* _Prompt_
From the listing below, copy every line with the word "tous".

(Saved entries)
□ □ □
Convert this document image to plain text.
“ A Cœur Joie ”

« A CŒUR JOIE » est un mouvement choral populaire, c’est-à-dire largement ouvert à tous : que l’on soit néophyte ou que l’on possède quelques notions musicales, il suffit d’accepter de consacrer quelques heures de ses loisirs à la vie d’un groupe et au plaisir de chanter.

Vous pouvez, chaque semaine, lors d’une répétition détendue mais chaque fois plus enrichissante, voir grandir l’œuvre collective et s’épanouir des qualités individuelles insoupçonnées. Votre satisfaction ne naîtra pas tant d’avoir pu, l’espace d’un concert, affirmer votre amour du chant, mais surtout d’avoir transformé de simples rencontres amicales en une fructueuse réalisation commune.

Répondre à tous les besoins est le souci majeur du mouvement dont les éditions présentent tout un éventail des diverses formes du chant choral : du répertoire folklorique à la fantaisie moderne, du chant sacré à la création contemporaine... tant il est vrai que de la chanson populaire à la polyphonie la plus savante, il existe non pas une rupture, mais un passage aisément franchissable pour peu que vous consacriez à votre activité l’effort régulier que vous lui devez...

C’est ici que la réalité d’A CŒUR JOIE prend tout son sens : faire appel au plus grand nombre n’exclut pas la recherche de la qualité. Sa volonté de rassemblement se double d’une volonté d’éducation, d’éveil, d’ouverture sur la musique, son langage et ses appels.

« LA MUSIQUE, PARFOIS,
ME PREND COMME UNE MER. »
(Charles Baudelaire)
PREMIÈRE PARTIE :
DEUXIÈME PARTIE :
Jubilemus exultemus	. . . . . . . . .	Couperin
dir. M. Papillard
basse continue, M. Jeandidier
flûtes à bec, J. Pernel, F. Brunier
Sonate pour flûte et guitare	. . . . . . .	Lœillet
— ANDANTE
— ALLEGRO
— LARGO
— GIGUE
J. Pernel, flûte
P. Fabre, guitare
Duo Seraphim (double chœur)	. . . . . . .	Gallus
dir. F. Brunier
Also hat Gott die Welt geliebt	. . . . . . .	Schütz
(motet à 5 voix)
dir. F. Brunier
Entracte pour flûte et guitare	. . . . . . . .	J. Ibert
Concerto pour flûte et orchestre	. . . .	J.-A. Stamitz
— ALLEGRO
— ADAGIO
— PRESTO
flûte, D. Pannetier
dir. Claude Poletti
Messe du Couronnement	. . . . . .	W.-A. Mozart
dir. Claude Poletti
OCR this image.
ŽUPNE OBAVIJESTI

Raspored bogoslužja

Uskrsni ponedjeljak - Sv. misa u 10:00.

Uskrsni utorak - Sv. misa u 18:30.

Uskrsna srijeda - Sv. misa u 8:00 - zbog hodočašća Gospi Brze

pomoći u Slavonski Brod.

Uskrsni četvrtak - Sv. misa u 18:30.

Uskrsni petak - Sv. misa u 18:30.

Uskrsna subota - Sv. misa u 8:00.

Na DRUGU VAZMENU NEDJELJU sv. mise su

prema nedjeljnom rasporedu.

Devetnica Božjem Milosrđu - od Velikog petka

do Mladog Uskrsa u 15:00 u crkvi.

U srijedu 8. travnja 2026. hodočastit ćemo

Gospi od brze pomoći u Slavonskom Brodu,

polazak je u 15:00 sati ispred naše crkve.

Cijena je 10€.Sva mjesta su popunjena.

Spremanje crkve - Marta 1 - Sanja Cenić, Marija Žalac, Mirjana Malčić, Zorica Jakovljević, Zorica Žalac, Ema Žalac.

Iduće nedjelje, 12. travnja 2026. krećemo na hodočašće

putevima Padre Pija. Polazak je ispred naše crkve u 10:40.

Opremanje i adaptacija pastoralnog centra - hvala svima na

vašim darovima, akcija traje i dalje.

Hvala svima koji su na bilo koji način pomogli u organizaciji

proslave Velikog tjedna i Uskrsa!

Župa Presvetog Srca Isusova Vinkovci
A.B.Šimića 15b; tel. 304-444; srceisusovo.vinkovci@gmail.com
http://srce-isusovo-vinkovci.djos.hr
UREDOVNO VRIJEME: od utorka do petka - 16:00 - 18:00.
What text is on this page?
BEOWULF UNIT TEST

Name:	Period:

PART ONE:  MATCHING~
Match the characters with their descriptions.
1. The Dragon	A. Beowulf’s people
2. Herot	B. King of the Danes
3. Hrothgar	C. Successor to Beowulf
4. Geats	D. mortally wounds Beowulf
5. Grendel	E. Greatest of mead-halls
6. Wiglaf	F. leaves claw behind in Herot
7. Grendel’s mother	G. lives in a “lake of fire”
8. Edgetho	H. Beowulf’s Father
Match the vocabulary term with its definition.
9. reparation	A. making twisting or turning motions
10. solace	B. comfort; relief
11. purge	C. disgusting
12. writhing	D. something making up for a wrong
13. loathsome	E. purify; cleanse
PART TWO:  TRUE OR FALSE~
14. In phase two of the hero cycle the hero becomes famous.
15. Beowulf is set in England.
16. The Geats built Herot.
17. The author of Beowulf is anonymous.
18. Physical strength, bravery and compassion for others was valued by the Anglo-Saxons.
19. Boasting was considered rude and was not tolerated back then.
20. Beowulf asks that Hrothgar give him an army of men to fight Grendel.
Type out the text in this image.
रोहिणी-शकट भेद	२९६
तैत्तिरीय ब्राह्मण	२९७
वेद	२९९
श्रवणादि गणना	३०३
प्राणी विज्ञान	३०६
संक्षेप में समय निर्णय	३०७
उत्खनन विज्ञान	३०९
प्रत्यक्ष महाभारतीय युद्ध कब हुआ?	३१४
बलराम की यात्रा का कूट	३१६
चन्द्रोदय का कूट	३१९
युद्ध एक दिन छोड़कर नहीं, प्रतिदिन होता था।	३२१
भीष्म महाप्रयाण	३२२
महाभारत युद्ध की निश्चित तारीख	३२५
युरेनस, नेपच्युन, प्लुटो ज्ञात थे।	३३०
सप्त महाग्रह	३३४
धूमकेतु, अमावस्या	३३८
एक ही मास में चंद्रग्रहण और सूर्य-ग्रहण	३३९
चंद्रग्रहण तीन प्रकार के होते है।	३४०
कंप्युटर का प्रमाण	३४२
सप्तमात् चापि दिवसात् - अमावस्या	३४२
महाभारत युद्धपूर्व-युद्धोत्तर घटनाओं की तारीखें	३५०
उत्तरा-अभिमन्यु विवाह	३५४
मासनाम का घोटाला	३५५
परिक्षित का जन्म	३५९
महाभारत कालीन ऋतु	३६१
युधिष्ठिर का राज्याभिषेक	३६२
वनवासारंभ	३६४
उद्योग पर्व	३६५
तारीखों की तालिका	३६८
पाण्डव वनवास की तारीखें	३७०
□ □ □
* _Solution to this exercise_
« A CŒUR JOIE » est un mouvement choral populaire, c’est-à-dire largement ouvert à tous : que l’on soit néophyte ou que l’on possède quelques notions musicales, il suffit d’accepter de consacrer quelques heures de ses loisirs à la vie d’un groupe et au plaisir de chanter.
Répondre à tous les besoins est le souci majeur du mouvement dont les éditions présentent tout un éventail des diverses formes du chant choral : du répertoire folklorique à la fantaisie moderne, du chant sacré à la création contemporaine... tant il est vrai que de la chanson populaire à la polyphonie la plus savante, il existe non pas une rupture, mais un passage aisément franchissable pour peu que vous consacriez à votre activité l’effort régulier que vous lui devez...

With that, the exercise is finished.